* [Exercise instructions]: In the material below, identify each line bearing the word "caption". Reproduce those lines.

[Records from a data collection]
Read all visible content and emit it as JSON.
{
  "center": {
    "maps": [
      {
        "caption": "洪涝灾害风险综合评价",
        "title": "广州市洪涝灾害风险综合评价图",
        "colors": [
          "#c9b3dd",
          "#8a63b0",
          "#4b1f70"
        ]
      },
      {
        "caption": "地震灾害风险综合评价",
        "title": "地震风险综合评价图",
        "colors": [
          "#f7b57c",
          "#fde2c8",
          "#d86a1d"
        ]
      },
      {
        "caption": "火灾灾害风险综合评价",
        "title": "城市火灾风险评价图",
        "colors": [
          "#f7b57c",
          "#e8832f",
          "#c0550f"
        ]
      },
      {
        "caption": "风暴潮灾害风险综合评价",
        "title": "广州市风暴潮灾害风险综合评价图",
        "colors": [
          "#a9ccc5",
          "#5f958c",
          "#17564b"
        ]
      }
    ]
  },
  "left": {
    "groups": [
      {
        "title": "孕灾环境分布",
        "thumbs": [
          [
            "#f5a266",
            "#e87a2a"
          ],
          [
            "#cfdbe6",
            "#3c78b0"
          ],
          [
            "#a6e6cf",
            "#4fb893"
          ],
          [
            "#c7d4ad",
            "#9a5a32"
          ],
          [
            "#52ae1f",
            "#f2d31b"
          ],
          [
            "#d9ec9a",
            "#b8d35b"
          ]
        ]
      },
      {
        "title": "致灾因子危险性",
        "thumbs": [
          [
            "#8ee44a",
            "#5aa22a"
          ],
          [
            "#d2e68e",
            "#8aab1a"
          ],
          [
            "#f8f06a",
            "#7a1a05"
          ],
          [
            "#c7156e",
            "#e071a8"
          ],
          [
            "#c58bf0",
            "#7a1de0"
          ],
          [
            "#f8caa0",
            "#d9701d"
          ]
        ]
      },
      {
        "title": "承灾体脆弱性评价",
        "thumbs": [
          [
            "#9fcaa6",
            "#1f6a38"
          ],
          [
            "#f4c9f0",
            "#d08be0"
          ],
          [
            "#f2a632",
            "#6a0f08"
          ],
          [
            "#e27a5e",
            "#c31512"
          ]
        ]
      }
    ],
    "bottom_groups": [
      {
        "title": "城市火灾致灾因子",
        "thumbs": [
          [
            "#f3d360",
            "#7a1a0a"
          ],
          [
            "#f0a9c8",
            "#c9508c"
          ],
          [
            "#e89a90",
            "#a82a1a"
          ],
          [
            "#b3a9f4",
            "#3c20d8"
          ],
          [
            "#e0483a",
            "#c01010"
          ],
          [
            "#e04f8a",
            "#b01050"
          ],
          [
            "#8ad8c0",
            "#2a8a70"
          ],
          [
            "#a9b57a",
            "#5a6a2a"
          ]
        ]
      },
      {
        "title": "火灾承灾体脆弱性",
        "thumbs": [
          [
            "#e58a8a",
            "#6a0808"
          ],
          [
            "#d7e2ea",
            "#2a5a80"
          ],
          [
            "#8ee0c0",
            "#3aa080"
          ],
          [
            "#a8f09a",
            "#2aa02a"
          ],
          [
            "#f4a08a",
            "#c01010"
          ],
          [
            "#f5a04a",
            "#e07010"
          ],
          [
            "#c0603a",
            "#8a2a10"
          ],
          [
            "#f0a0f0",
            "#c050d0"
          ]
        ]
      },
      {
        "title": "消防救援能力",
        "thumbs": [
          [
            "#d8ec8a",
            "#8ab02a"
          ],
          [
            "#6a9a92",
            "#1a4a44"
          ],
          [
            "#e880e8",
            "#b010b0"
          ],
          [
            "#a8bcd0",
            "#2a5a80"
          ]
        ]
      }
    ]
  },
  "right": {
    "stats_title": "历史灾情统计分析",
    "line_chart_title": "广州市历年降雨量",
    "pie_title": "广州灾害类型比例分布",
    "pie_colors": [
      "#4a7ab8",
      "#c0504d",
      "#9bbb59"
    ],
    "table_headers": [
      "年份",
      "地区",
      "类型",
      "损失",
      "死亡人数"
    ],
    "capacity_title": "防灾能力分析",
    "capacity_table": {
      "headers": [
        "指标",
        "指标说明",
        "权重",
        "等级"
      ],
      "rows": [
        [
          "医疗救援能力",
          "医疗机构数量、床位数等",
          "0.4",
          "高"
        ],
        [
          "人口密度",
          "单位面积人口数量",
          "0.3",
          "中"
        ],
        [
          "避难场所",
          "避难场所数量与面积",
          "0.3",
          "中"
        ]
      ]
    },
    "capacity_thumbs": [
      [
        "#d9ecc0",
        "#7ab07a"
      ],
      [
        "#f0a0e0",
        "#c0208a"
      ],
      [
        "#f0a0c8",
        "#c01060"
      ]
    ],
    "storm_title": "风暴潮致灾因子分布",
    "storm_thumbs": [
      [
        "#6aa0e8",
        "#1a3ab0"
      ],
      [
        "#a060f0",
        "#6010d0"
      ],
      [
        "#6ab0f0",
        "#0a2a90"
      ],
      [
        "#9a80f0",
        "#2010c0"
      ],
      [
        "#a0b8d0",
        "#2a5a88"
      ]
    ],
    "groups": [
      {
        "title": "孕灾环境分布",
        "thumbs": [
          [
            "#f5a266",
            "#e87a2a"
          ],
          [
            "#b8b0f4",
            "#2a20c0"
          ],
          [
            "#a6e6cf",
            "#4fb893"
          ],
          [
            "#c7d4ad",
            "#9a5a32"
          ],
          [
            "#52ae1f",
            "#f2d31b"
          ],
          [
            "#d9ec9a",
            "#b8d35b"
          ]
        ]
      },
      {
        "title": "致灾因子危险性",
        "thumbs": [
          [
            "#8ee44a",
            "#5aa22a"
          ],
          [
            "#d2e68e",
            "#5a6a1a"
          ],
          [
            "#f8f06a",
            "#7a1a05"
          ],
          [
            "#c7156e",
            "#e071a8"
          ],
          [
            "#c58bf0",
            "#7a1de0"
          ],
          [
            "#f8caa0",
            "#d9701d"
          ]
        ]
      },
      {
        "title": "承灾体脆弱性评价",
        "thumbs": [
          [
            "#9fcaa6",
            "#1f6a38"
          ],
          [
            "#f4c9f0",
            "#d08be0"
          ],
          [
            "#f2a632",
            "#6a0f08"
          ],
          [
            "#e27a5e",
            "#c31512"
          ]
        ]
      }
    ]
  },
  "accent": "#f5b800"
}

* [Answer to this problem]:
        "caption": "洪涝灾害风险综合评价",
        "caption": "地震灾害风险综合评价",
        "caption": "火灾灾害风险综合评价",
        "caption": "风暴潮灾害风险综合评价",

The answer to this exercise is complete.